Give exactly the lines from the one with "Convert this chart" through the final line of the listing below, both included, leaving out any pictures.

(Records about charts and figures)
▼

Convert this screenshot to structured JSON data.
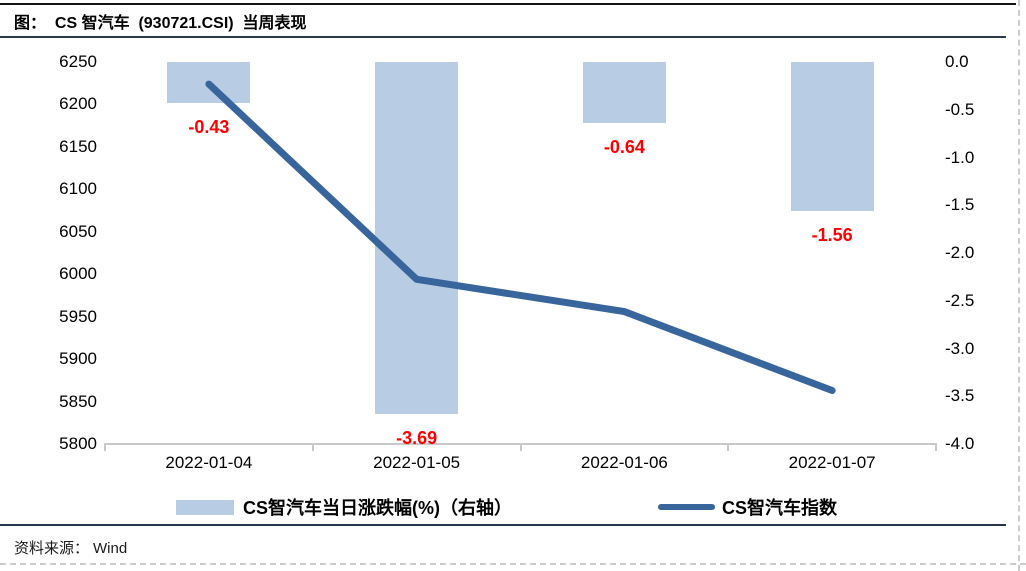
{
  "header": {
    "title": "图：  CS 智汽车  (930721.CSI)  当周表现"
  },
  "source": {
    "label": "资料来源：",
    "value": "Wind"
  },
  "chart_data": {
    "type": "bar+line",
    "categories": [
      "2022-01-04",
      "2022-01-05",
      "2022-01-06",
      "2022-01-07"
    ],
    "series": [
      {
        "name": "CS智汽车当日涨跌幅(%)（右轴）",
        "type": "bar",
        "axis": "right",
        "values": [
          -0.43,
          -3.69,
          -0.64,
          -1.56
        ],
        "data_labels": [
          "-0.43",
          "-3.69",
          "-0.64",
          "-1.56"
        ],
        "color": "#b8cce4"
      },
      {
        "name": "CS智汽车指数",
        "type": "line",
        "axis": "left",
        "values": [
          6224,
          5994,
          5956,
          5863
        ],
        "color": "#38659c"
      }
    ],
    "left_axis": {
      "min": 5800,
      "max": 6250,
      "step": 50,
      "decimals": 0
    },
    "right_axis": {
      "min": -4.0,
      "max": 0.0,
      "step": 0.5,
      "decimals": 1
    },
    "data_label_color": "#ff0000",
    "grid": false,
    "legend_position": "bottom"
  }
}
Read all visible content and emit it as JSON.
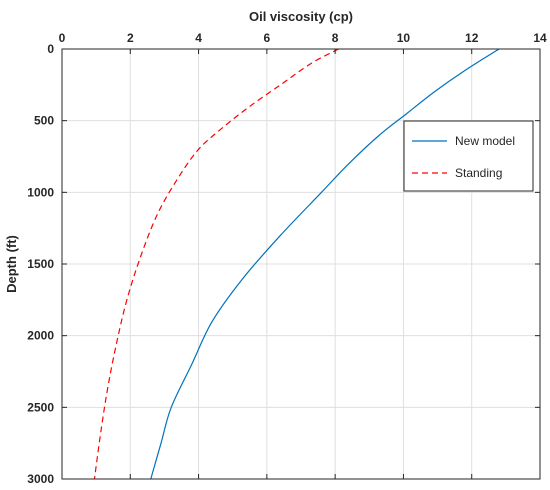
{
  "chart_data": {
    "type": "line",
    "title": "",
    "xlabel": "Oil viscosity (cp)",
    "ylabel": "Depth (ft)",
    "xlim": [
      0,
      14
    ],
    "ylim": [
      0,
      3000
    ],
    "y_reversed": true,
    "x_axis_position": "top",
    "grid": true,
    "legend_position": "top-right",
    "x_ticks": [
      "0",
      "2",
      "4",
      "6",
      "8",
      "10",
      "12",
      "14"
    ],
    "y_ticks": [
      "0",
      "500",
      "1000",
      "1500",
      "2000",
      "2500",
      "3000"
    ],
    "series": [
      {
        "name": "New model",
        "color": "#0072bd",
        "style": "solid",
        "points": [
          {
            "x": 12.8,
            "y": 0
          },
          {
            "x": 11.8,
            "y": 150
          },
          {
            "x": 10.9,
            "y": 300
          },
          {
            "x": 10.1,
            "y": 450
          },
          {
            "x": 9.3,
            "y": 600
          },
          {
            "x": 8.4,
            "y": 800
          },
          {
            "x": 7.6,
            "y": 1000
          },
          {
            "x": 6.4,
            "y": 1300
          },
          {
            "x": 5.3,
            "y": 1600
          },
          {
            "x": 4.4,
            "y": 1900
          },
          {
            "x": 3.8,
            "y": 2200
          },
          {
            "x": 3.2,
            "y": 2500
          },
          {
            "x": 2.9,
            "y": 2750
          },
          {
            "x": 2.6,
            "y": 3000
          }
        ]
      },
      {
        "name": "Standing",
        "color": "#ff0000",
        "style": "dashed",
        "points": [
          {
            "x": 8.1,
            "y": 0
          },
          {
            "x": 7.3,
            "y": 100
          },
          {
            "x": 6.4,
            "y": 250
          },
          {
            "x": 5.5,
            "y": 400
          },
          {
            "x": 4.7,
            "y": 550
          },
          {
            "x": 4.0,
            "y": 700
          },
          {
            "x": 3.4,
            "y": 900
          },
          {
            "x": 2.8,
            "y": 1150
          },
          {
            "x": 2.3,
            "y": 1450
          },
          {
            "x": 1.9,
            "y": 1750
          },
          {
            "x": 1.6,
            "y": 2050
          },
          {
            "x": 1.35,
            "y": 2350
          },
          {
            "x": 1.15,
            "y": 2650
          },
          {
            "x": 0.95,
            "y": 3000
          }
        ]
      }
    ]
  }
}
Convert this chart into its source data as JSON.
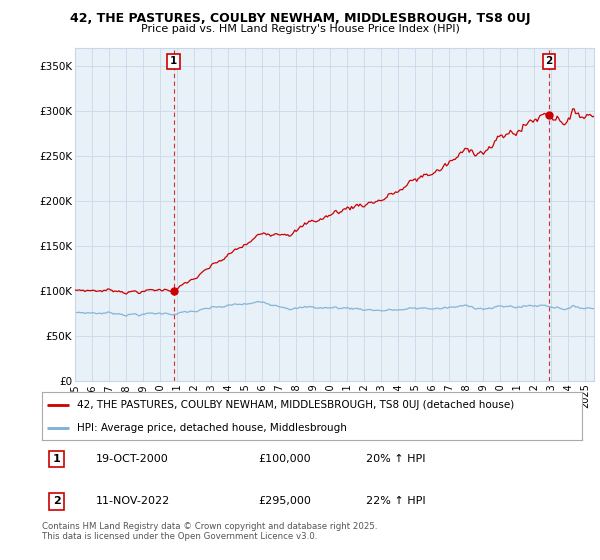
{
  "title1": "42, THE PASTURES, COULBY NEWHAM, MIDDLESBROUGH, TS8 0UJ",
  "title2": "Price paid vs. HM Land Registry's House Price Index (HPI)",
  "ylabel_ticks": [
    "£0",
    "£50K",
    "£100K",
    "£150K",
    "£200K",
    "£250K",
    "£300K",
    "£350K"
  ],
  "ytick_vals": [
    0,
    50000,
    100000,
    150000,
    200000,
    250000,
    300000,
    350000
  ],
  "ylim": [
    0,
    370000
  ],
  "xlim_start": 1995.0,
  "xlim_end": 2025.5,
  "sale1_x": 2000.8,
  "sale1_y": 100000,
  "sale2_x": 2022.87,
  "sale2_y": 295000,
  "sale1_label": "1",
  "sale2_label": "2",
  "sale1_date": "19-OCT-2000",
  "sale1_price": "£100,000",
  "sale1_hpi": "20% ↑ HPI",
  "sale2_date": "11-NOV-2022",
  "sale2_price": "£295,000",
  "sale2_hpi": "22% ↑ HPI",
  "legend1_label": "42, THE PASTURES, COULBY NEWHAM, MIDDLESBROUGH, TS8 0UJ (detached house)",
  "legend2_label": "HPI: Average price, detached house, Middlesbrough",
  "line1_color": "#cc0000",
  "line2_color": "#7ab0d4",
  "vline_color": "#cc0000",
  "marker_color": "#cc0000",
  "grid_color": "#c8d8e8",
  "bg_color": "#ffffff",
  "chart_bg": "#e8f0f8",
  "footer": "Contains HM Land Registry data © Crown copyright and database right 2025.\nThis data is licensed under the Open Government Licence v3.0.",
  "xtick_years": [
    1995,
    1996,
    1997,
    1998,
    1999,
    2000,
    2001,
    2002,
    2003,
    2004,
    2005,
    2006,
    2007,
    2008,
    2009,
    2010,
    2011,
    2012,
    2013,
    2014,
    2015,
    2016,
    2017,
    2018,
    2019,
    2020,
    2021,
    2022,
    2023,
    2024,
    2025
  ]
}
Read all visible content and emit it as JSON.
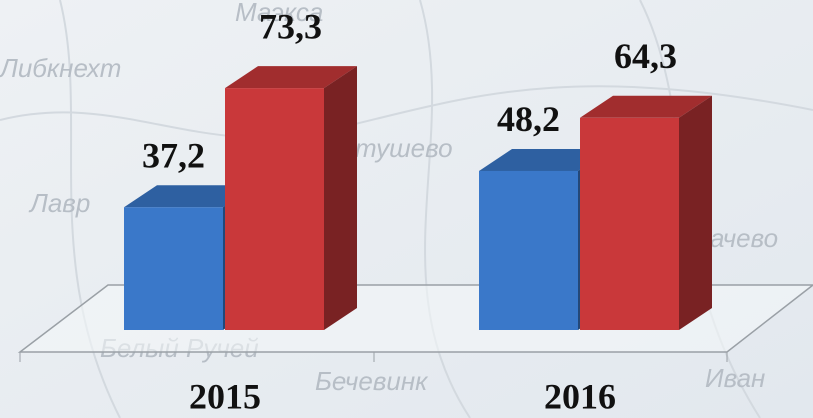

▲

* Solution to this exercise:
Convert this chart into its source data as JSON.
{
  "title1": "42, THE PASTURES, COULBY NEWHAM, MIDDLESBROUGH, TS8 0UJ",
  "title2": "Price paid vs. HM Land Registry's House Price Index (HPI)",
  "ylabel_ticks": [
    "£0",
    "£50K",
    "£100K",
    "£150K",
    "£200K",
    "£250K",
    "£300K",
    "£350K"
  ],
  "ytick_vals": [
    0,
    50000,
    100000,
    150000,
    200000,
    250000,
    300000,
    350000
  ],
  "ylim": [
    0,
    370000
  ],
  "xlim_start": 1995.0,
  "xlim_end": 2025.5,
  "sale1_x": 2000.8,
  "sale1_y": 100000,
  "sale2_x": 2022.87,
  "sale2_y": 295000,
  "sale1_label": "1",
  "sale2_label": "2",
  "sale1_date": "19-OCT-2000",
  "sale1_price": "£100,000",
  "sale1_hpi": "20% ↑ HPI",
  "sale2_date": "11-NOV-2022",
  "sale2_price": "£295,000",
  "sale2_hpi": "22% ↑ HPI",
  "legend1_label": "42, THE PASTURES, COULBY NEWHAM, MIDDLESBROUGH, TS8 0UJ (detached house)",
  "legend2_label": "HPI: Average price, detached house, Middlesbrough",
  "line1_color": "#cc0000",
  "line2_color": "#7ab0d4",
  "vline_color": "#cc0000",
  "marker_color": "#cc0000",
  "grid_color": "#c8d8e8",
  "bg_color": "#ffffff",
  "chart_bg": "#e8f0f8",
  "footer": "Contains HM Land Registry data © Crown copyright and database right 2025.\nThis data is licensed under the Open Government Licence v3.0.",
  "xtick_years": [
    1995,
    1996,
    1997,
    1998,
    1999,
    2000,
    2001,
    2002,
    2003,
    2004,
    2005,
    2006,
    2007,
    2008,
    2009,
    2010,
    2011,
    2012,
    2013,
    2014,
    2015,
    2016,
    2017,
    2018,
    2019,
    2020,
    2021,
    2022,
    2023,
    2024,
    2025
  ]
}
Read all visible content and emit it as JSON.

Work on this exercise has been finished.